• **The request**: Can you quote the records below in full, word for word?

• **Task material**:
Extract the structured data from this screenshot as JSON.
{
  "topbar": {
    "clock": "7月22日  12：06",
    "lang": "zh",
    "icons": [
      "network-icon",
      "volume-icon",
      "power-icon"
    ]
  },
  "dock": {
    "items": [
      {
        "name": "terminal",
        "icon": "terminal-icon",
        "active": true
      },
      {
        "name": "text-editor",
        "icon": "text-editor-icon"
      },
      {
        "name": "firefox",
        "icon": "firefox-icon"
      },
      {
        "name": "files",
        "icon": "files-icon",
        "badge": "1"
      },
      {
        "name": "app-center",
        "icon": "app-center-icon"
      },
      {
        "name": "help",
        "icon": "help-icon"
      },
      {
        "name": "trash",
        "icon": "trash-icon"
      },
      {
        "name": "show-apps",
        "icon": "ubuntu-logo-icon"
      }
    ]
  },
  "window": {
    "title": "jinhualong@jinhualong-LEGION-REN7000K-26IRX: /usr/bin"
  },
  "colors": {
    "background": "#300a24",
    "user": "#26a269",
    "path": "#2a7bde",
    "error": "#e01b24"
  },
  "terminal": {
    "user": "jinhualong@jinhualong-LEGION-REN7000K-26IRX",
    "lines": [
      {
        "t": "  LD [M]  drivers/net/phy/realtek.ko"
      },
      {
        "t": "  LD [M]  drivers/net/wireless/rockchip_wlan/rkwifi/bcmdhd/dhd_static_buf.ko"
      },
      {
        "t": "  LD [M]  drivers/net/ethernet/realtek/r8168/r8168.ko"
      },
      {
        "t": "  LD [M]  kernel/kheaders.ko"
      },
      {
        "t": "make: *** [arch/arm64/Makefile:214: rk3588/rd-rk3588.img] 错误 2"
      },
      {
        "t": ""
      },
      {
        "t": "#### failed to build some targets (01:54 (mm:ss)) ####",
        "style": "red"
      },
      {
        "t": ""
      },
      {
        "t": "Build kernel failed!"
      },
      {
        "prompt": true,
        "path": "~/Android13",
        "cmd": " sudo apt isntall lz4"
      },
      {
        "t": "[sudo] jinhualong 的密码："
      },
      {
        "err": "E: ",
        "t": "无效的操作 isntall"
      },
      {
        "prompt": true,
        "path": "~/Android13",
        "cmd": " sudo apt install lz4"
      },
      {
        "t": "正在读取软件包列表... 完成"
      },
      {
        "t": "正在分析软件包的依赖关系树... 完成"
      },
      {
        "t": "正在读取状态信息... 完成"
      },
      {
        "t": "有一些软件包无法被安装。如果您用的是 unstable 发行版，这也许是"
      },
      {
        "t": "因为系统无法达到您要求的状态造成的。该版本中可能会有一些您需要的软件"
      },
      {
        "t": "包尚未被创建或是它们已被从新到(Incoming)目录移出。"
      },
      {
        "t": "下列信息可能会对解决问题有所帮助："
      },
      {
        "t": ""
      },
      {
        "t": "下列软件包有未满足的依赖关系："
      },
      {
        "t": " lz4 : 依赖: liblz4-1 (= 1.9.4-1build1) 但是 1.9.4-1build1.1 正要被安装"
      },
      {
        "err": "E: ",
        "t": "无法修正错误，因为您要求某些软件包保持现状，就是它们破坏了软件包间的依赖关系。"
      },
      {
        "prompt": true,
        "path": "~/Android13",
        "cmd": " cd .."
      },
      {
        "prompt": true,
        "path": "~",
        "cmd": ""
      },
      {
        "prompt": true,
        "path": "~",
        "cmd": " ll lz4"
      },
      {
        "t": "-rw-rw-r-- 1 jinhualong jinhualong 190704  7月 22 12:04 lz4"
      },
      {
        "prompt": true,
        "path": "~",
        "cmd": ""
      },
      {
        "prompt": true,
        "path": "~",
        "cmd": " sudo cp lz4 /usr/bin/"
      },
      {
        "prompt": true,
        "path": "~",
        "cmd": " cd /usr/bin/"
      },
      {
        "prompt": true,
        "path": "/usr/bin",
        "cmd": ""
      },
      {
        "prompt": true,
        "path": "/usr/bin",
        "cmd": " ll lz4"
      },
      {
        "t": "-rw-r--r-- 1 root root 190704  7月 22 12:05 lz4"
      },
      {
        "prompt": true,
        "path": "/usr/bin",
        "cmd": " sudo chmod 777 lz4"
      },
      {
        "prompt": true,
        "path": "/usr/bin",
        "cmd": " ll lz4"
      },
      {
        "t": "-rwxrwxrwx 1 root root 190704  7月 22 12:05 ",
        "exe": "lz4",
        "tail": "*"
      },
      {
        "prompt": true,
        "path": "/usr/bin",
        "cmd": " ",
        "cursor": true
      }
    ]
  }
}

• **Written response**:
Extract the structured data from this screenshot as JSON.
{
  "topbar": {
    "clock": "7月22日  12：06",
    "lang": "zh",
    "icons": [
      "network-icon",
      "volume-icon",
      "power-icon"
    ]
  },
  "dock": {
    "items": [
      {
        "name": "terminal",
        "icon": "terminal-icon",
        "active": true
      },
      {
        "name": "text-editor",
        "icon": "text-editor-icon"
      },
      {
        "name": "firefox",
        "icon": "firefox-icon"
      },
      {
        "name": "files",
        "icon": "files-icon",
        "badge": "1"
      },
      {
        "name": "app-center",
        "icon": "app-center-icon"
      },
      {
        "name": "help",
        "icon": "help-icon"
      },
      {
        "name": "trash",
        "icon": "trash-icon"
      },
      {
        "name": "show-apps",
        "icon": "ubuntu-logo-icon"
      }
    ]
  },
  "window": {
    "title": "jinhualong@jinhualong-LEGION-REN7000K-26IRX: /usr/bin"
  },
  "colors": {
    "background": "#300a24",
    "user": "#26a269",
    "path": "#2a7bde",
    "error": "#e01b24"
  },
  "terminal": {
    "user": "jinhualong@jinhualong-LEGION-REN7000K-26IRX",
    "lines": [
      {
        "t": "  LD [M]  drivers/net/phy/realtek.ko"
      },
      {
        "t": "  LD [M]  drivers/net/wireless/rockchip_wlan/rkwifi/bcmdhd/dhd_static_buf.ko"
      },
      {
        "t": "  LD [M]  drivers/net/ethernet/realtek/r8168/r8168.ko"
      },
      {
        "t": "  LD [M]  kernel/kheaders.ko"
      },
      {
        "t": "make: *** [arch/arm64/Makefile:214: rk3588/rd-rk3588.img] 错误 2"
      },
      {
        "t": ""
      },
      {
        "t": "#### failed to build some targets (01:54 (mm:ss)) ####",
        "style": "red"
      },
      {
        "t": ""
      },
      {
        "t": "Build kernel failed!"
      },
      {
        "prompt": true,
        "path": "~/Android13",
        "cmd": " sudo apt isntall lz4"
      },
      {
        "t": "[sudo] jinhualong 的密码："
      },
      {
        "err": "E: ",
        "t": "无效的操作 isntall"
      },
      {
        "prompt": true,
        "path": "~/Android13",
        "cmd": " sudo apt install lz4"
      },
      {
        "t": "正在读取软件包列表... 完成"
      },
      {
        "t": "正在分析软件包的依赖关系树... 完成"
      },
      {
        "t": "正在读取状态信息... 完成"
      },
      {
        "t": "有一些软件包无法被安装。如果您用的是 unstable 发行版，这也许是"
      },
      {
        "t": "因为系统无法达到您要求的状态造成的。该版本中可能会有一些您需要的软件"
      },
      {
        "t": "包尚未被创建或是它们已被从新到(Incoming)目录移出。"
      },
      {
        "t": "下列信息可能会对解决问题有所帮助："
      },
      {
        "t": ""
      },
      {
        "t": "下列软件包有未满足的依赖关系："
      },
      {
        "t": " lz4 : 依赖: liblz4-1 (= 1.9.4-1build1) 但是 1.9.4-1build1.1 正要被安装"
      },
      {
        "err": "E: ",
        "t": "无法修正错误，因为您要求某些软件包保持现状，就是它们破坏了软件包间的依赖关系。"
      },
      {
        "prompt": true,
        "path": "~/Android13",
        "cmd": " cd .."
      },
      {
        "prompt": true,
        "path": "~",
        "cmd": ""
      },
      {
        "prompt": true,
        "path": "~",
        "cmd": " ll lz4"
      },
      {
        "t": "-rw-rw-r-- 1 jinhualong jinhualong 190704  7月 22 12:04 lz4"
      },
      {
        "prompt": true,
        "path": "~",
        "cmd": ""
      },
      {
        "prompt": true,
        "path": "~",
        "cmd": " sudo cp lz4 /usr/bin/"
      },
      {
        "prompt": true,
        "path": "~",
        "cmd": " cd /usr/bin/"
      },
      {
        "prompt": true,
        "path": "/usr/bin",
        "cmd": ""
      },
      {
        "prompt": true,
        "path": "/usr/bin",
        "cmd": " ll lz4"
      },
      {
        "t": "-rw-r--r-- 1 root root 190704  7月 22 12:05 lz4"
      },
      {
        "prompt": true,
        "path": "/usr/bin",
        "cmd": " sudo chmod 777 lz4"
      },
      {
        "prompt": true,
        "path": "/usr/bin",
        "cmd": " ll lz4"
      },
      {
        "t": "-rwxrwxrwx 1 root root 190704  7月 22 12:05 ",
        "exe": "lz4",
        "tail": "*"
      },
      {
        "prompt": true,
        "path": "/usr/bin",
        "cmd": " ",
        "cursor": true
      }
    ]
  }
}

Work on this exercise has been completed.